[start RECORD EXTRACTS]
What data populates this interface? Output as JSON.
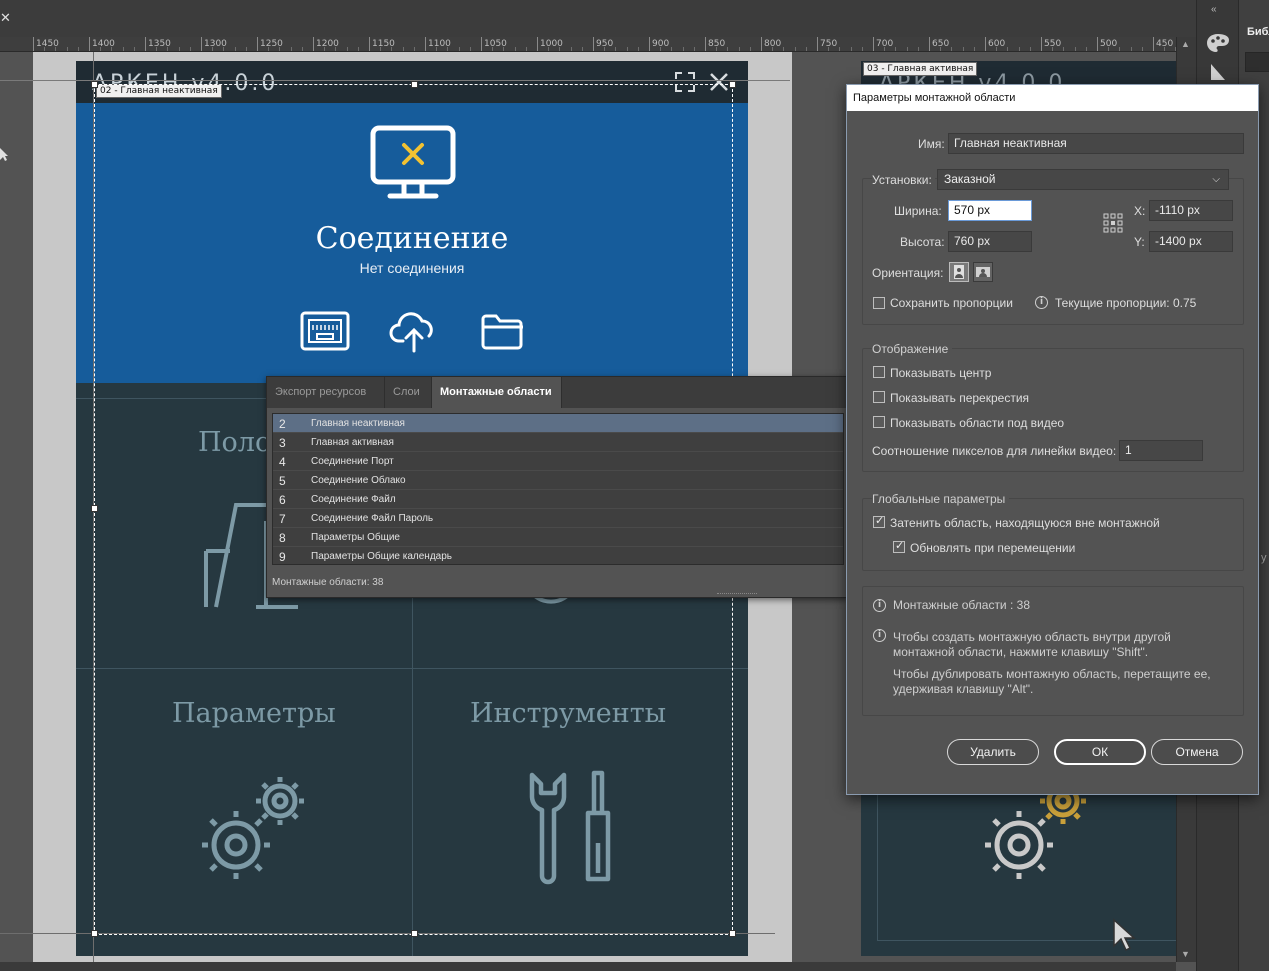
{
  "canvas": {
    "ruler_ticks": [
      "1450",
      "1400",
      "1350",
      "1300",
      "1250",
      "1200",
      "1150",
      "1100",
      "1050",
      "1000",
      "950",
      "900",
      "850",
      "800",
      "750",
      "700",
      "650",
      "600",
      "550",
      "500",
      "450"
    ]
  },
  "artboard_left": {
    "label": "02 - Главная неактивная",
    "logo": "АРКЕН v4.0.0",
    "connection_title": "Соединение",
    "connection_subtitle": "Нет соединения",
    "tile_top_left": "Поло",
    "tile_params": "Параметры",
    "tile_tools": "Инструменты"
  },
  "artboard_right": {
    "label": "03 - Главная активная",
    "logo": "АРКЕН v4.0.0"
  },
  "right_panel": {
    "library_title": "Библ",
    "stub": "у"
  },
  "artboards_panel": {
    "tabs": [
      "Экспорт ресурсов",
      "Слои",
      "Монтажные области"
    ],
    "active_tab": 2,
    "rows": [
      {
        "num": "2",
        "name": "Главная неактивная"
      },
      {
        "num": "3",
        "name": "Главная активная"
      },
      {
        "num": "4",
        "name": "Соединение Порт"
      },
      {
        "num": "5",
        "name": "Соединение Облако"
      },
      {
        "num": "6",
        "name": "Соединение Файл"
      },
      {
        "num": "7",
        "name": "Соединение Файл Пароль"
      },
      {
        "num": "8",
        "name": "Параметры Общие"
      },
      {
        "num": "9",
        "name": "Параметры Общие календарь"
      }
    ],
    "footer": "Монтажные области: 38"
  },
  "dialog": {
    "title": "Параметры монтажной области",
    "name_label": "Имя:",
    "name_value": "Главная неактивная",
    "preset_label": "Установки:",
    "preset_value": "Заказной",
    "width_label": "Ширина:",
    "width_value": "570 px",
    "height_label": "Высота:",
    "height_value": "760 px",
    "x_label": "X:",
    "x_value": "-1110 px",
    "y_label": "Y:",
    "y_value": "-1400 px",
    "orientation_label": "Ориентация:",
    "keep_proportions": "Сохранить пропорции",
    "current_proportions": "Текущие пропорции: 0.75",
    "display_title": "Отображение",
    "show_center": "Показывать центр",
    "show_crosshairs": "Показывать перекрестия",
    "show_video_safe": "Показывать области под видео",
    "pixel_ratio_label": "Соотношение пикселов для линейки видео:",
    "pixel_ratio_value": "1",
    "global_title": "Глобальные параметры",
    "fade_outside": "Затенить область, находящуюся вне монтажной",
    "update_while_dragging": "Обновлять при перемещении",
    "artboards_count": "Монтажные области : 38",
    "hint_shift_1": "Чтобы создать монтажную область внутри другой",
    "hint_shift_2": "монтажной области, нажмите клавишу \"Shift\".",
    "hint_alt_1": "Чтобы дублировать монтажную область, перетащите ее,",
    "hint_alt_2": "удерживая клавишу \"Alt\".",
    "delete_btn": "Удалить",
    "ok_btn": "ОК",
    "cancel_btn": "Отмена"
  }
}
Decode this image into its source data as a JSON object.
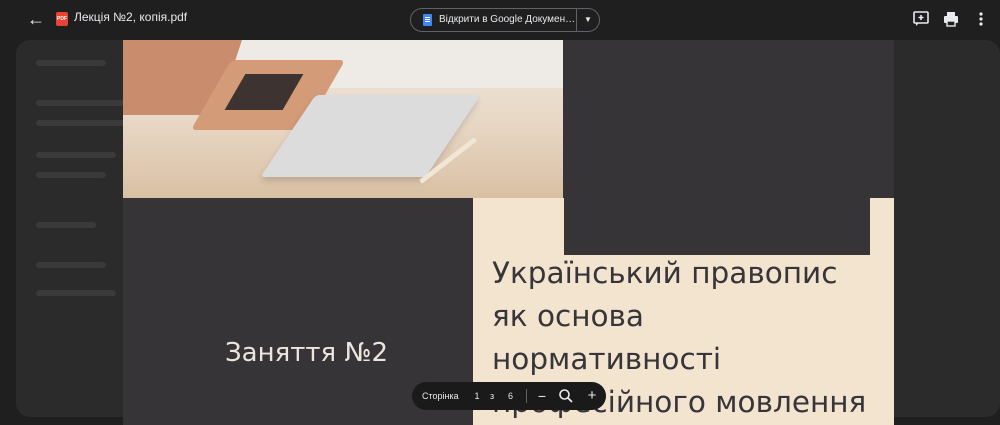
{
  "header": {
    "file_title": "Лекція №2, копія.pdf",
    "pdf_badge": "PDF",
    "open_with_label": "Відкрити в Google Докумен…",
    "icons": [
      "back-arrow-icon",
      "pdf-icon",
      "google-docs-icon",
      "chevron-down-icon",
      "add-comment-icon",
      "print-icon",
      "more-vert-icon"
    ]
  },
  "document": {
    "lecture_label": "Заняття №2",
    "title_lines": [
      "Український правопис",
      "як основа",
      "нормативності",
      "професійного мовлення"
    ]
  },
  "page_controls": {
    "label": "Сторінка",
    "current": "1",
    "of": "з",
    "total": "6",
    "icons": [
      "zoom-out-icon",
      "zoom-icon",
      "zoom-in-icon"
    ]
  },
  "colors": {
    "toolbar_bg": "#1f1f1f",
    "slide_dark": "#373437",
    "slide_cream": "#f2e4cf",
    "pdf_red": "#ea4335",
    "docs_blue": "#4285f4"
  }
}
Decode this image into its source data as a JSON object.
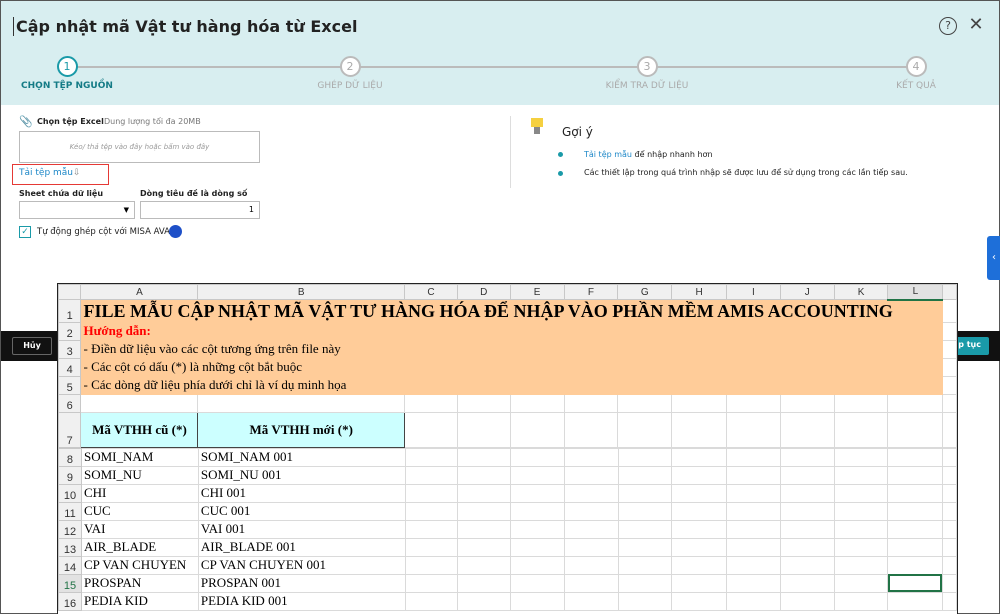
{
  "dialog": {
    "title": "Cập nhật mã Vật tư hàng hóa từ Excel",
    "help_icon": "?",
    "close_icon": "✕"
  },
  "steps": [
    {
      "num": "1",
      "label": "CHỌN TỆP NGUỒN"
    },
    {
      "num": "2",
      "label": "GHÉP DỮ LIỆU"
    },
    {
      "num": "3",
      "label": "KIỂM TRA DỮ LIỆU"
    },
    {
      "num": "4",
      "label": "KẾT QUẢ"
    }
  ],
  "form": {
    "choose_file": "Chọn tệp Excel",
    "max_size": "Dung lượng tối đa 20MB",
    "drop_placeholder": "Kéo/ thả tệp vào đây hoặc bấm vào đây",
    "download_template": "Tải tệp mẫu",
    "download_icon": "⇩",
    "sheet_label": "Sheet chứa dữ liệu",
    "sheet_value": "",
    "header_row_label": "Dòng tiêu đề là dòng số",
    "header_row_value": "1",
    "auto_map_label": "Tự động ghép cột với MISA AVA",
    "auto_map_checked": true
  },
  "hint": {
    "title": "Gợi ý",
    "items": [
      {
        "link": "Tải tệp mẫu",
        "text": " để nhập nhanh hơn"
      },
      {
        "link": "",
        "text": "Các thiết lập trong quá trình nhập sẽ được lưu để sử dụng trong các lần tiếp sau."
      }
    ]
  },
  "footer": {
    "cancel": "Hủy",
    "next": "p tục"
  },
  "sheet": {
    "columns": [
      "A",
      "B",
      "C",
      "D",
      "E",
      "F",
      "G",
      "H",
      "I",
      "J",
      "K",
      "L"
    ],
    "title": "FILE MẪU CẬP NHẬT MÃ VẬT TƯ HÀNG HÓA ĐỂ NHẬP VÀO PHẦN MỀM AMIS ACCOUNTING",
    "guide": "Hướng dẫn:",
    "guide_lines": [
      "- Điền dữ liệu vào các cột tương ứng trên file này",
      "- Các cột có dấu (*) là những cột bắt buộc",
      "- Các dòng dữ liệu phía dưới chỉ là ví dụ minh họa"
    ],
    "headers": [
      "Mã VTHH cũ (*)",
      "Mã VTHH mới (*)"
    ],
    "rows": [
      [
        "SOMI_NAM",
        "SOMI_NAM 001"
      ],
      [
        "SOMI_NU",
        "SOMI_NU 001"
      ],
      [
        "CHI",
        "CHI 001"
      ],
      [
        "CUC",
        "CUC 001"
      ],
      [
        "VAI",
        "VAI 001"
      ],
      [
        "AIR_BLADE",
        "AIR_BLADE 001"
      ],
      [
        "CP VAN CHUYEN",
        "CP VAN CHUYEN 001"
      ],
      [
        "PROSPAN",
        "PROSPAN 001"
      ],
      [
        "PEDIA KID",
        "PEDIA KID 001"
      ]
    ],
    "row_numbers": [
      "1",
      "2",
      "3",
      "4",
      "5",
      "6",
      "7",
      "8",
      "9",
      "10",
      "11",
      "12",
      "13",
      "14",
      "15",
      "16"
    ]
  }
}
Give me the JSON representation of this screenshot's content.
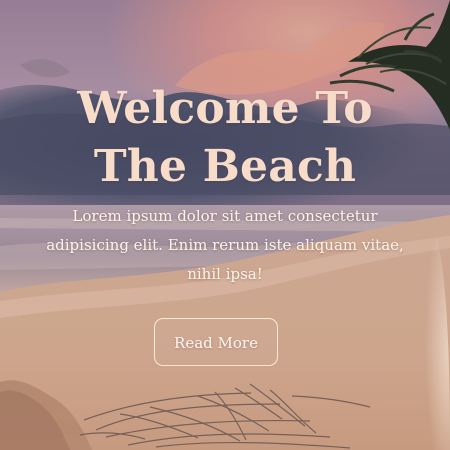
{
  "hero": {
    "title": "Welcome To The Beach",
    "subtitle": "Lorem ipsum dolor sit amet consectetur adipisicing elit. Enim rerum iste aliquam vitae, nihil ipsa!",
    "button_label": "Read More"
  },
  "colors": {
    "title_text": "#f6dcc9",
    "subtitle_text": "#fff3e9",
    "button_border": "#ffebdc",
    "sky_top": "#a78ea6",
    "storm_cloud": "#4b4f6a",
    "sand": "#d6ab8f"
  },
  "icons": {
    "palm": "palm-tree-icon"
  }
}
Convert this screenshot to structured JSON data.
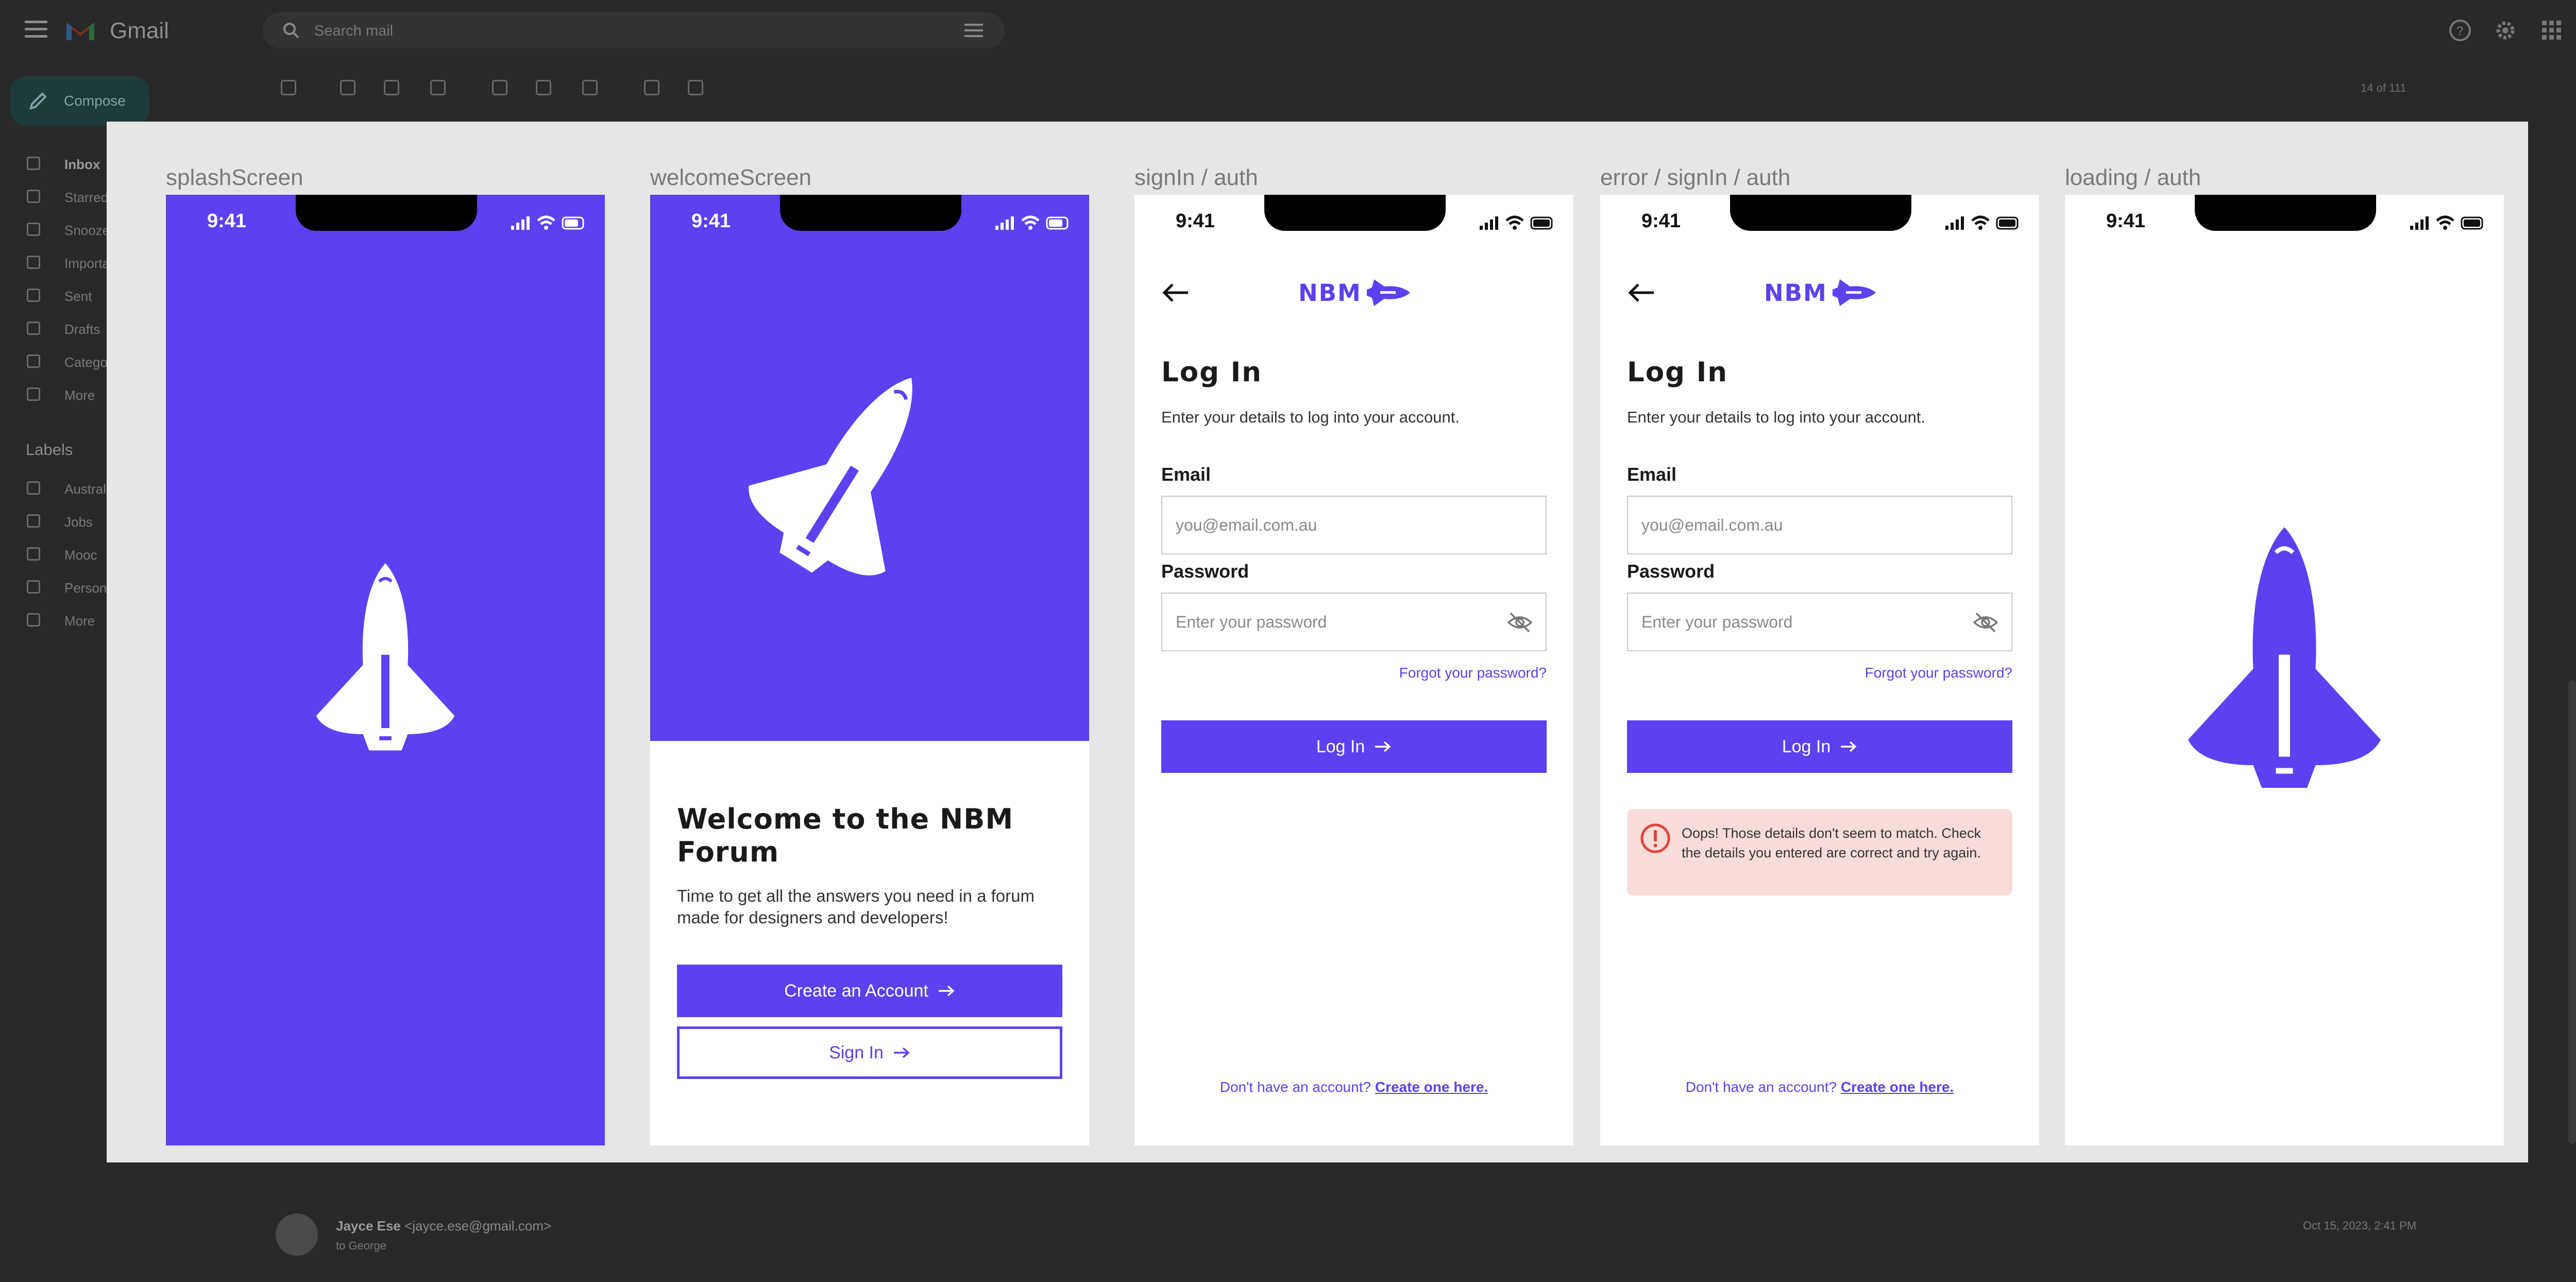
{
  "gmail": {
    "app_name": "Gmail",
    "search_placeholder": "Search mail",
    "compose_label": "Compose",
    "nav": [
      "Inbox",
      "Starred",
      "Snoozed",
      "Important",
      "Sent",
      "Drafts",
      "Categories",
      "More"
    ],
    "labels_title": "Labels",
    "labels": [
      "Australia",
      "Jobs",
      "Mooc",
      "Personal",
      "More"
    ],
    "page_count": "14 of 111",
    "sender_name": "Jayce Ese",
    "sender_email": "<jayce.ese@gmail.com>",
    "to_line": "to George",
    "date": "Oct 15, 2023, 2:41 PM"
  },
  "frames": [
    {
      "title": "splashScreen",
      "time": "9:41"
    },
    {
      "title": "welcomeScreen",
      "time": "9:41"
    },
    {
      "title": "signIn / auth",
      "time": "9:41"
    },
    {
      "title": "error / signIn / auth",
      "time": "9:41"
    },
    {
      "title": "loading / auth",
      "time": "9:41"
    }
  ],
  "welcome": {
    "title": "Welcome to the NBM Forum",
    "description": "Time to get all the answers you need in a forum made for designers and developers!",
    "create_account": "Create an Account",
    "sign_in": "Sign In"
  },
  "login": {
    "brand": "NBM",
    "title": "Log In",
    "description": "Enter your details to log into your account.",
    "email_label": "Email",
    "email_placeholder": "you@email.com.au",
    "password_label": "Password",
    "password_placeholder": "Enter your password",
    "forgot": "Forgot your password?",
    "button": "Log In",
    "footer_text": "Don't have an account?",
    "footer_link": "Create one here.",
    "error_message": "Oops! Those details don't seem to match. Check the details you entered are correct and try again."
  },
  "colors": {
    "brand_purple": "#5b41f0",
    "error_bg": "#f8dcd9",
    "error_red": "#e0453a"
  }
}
[end RECORD EXTRACTS]
INSTRUCTIONS TO FOLLOW
Among the records above, find each line holding the string "dòng" and pull it out.

RESPONSE TO THIS EXERCISE
    "header_row_label": "Dòng tiêu đề là dòng số",
      "- Các dòng dữ liệu phía dưới chỉ là ví dụ minh họa"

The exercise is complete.